• **The exercise**
In the data below, find every line that has the string "Include", and copy it.

• **Dataset rows**
------------

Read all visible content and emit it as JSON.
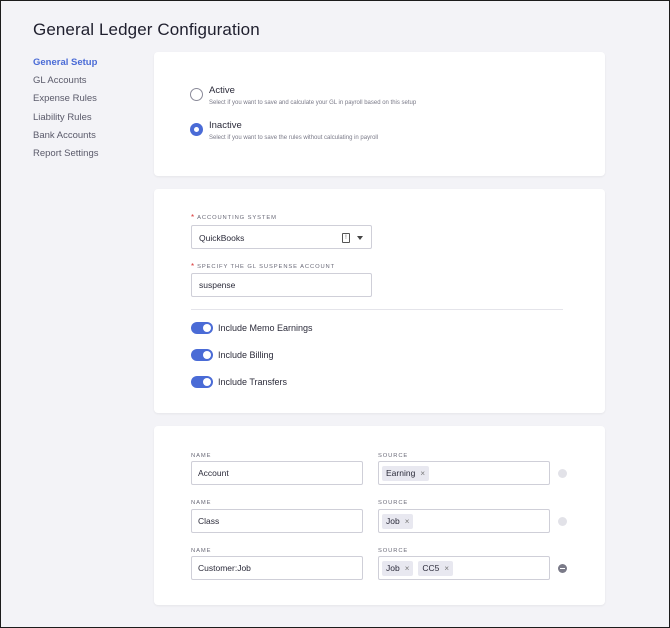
{
  "page": {
    "title": "General Ledger Configuration"
  },
  "sidebar": {
    "items": [
      {
        "label": "General Setup"
      },
      {
        "label": "GL Accounts"
      },
      {
        "label": "Expense Rules"
      },
      {
        "label": "Liability Rules"
      },
      {
        "label": "Bank Accounts"
      },
      {
        "label": "Report Settings"
      }
    ],
    "active_index": 0
  },
  "status": {
    "options": [
      {
        "label": "Active",
        "description": "Select if you want to save and calculate your GL in payroll based on this setup",
        "selected": false
      },
      {
        "label": "Inactive",
        "description": "Select if you want to save the rules without calculating in payroll",
        "selected": true
      }
    ]
  },
  "settings": {
    "accounting_system": {
      "label": "ACCOUNTING SYSTEM",
      "required_mark": "*",
      "value": "QuickBooks"
    },
    "suspense_account": {
      "label": "SPECIFY THE GL SUSPENSE ACCOUNT",
      "required_mark": "*",
      "value": "suspense"
    },
    "toggles": [
      {
        "label": "Include Memo Earnings",
        "on": true
      },
      {
        "label": "Include Billing",
        "on": true
      },
      {
        "label": "Include Transfers",
        "on": true
      }
    ]
  },
  "mappings": {
    "name_label": "NAME",
    "source_label": "SOURCE",
    "remove_glyph": "×",
    "rows": [
      {
        "name": "Account",
        "sources": [
          "Earning"
        ]
      },
      {
        "name": "Class",
        "sources": [
          "Job"
        ]
      },
      {
        "name": "Customer:Job",
        "sources": [
          "Job",
          "CC5"
        ]
      }
    ]
  },
  "icons": {
    "clear": "clear-icon",
    "caret": "chevron-down-icon",
    "remove_row": "minus-circle-icon"
  },
  "colors": {
    "accent": "#4a6bd6",
    "required": "#d93636",
    "background": "#f3f3f7"
  }
}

------------

• **Exercise answer**
        "label": "Include Memo Earnings",
        "label": "Include Billing",
        "label": "Include Transfers",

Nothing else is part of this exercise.